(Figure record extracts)
----------------------------------------
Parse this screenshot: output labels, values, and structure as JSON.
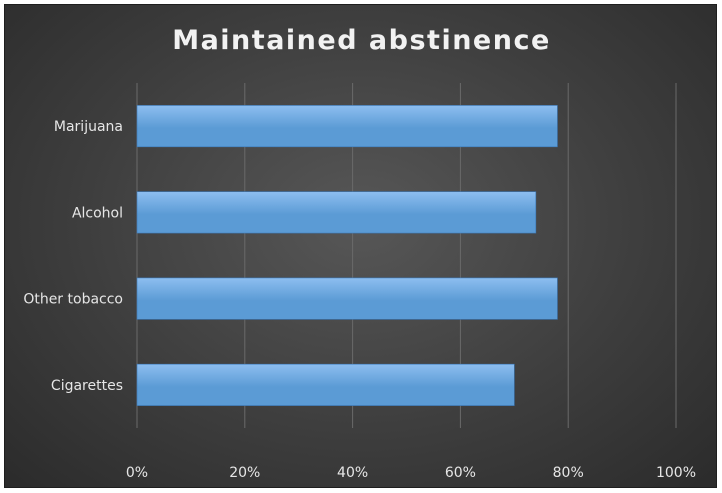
{
  "chart_data": {
    "type": "bar",
    "orientation": "horizontal",
    "title": "Maintained abstinence",
    "categories": [
      "Marijuana",
      "Alcohol",
      "Other tobacco",
      "Cigarettes"
    ],
    "series": [
      {
        "values": [
          0.78,
          0.74,
          0.78,
          0.7
        ]
      }
    ],
    "xlim": [
      0,
      1
    ],
    "x_ticks": [
      0,
      0.2,
      0.4,
      0.6,
      0.8,
      1.0
    ],
    "x_tick_labels": [
      "0%",
      "20%",
      "40%",
      "60%",
      "80%",
      "100%"
    ],
    "grid": "vertical",
    "legend": "none",
    "colors": {
      "bar_fill": "#5b9bd5",
      "bar_fill_light": "#8dbef0",
      "background": "#3f3f3f",
      "gridline": "#6a6a6a",
      "text": "#e6e6e6"
    }
  }
}
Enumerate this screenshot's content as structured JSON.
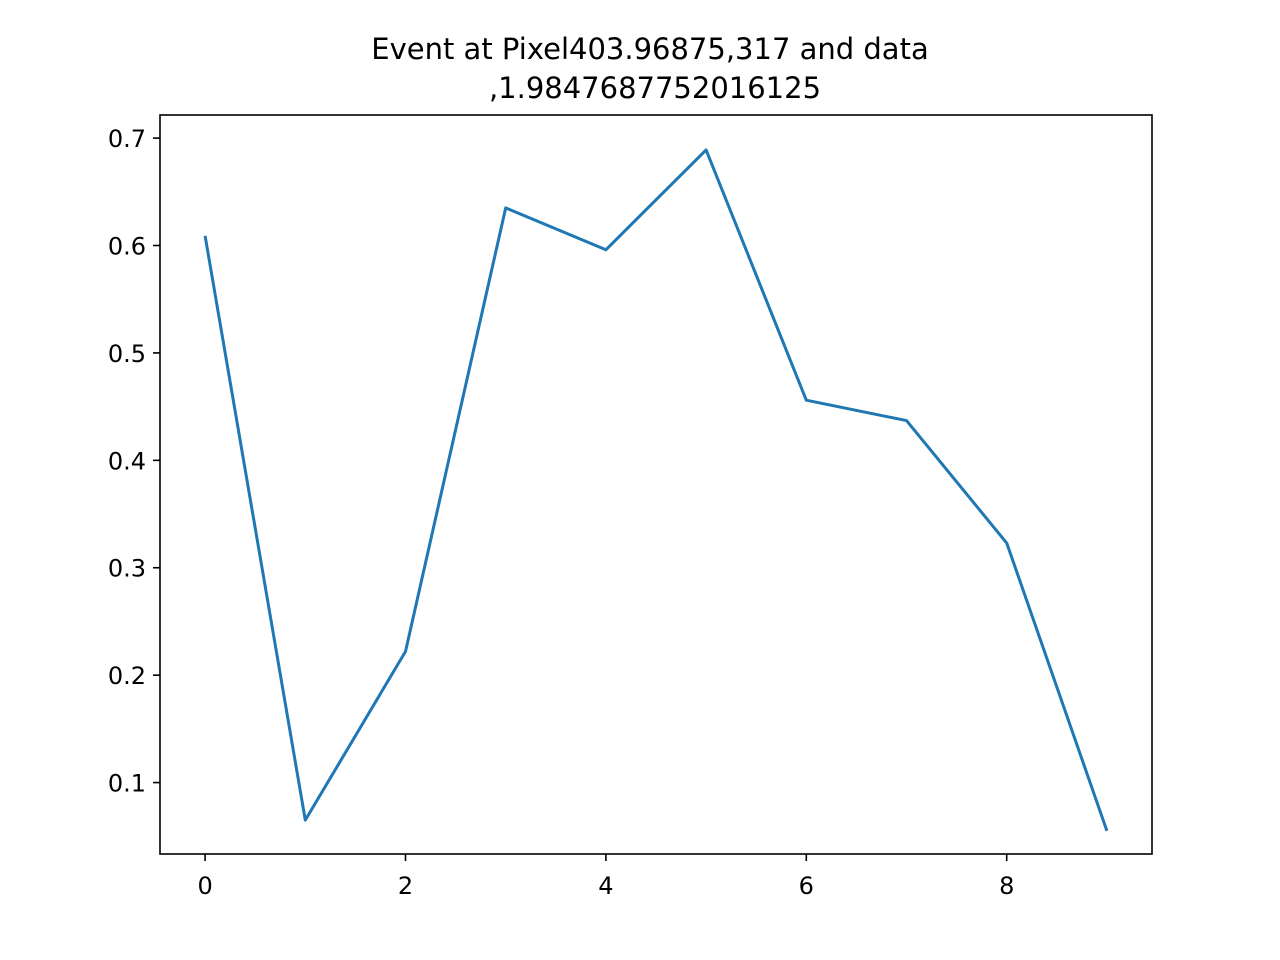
----------------------------------------
Your goal: Without including the pictures, reproduce all entries exactly.

Answer to the problem:
Parse this screenshot: output labels, values, and structure as JSON.
{
  "chart_data": {
    "type": "bar",
    "orientation": "horizontal",
    "title": "Maintained abstinence",
    "categories": [
      "Marijuana",
      "Alcohol",
      "Other tobacco",
      "Cigarettes"
    ],
    "series": [
      {
        "values": [
          0.78,
          0.74,
          0.78,
          0.7
        ]
      }
    ],
    "xlim": [
      0,
      1
    ],
    "x_ticks": [
      0,
      0.2,
      0.4,
      0.6,
      0.8,
      1.0
    ],
    "x_tick_labels": [
      "0%",
      "20%",
      "40%",
      "60%",
      "80%",
      "100%"
    ],
    "grid": "vertical",
    "legend": "none",
    "colors": {
      "bar_fill": "#5b9bd5",
      "bar_fill_light": "#8dbef0",
      "background": "#3f3f3f",
      "gridline": "#6a6a6a",
      "text": "#e6e6e6"
    }
  }
}
Enumerate this screenshot's content as structured JSON.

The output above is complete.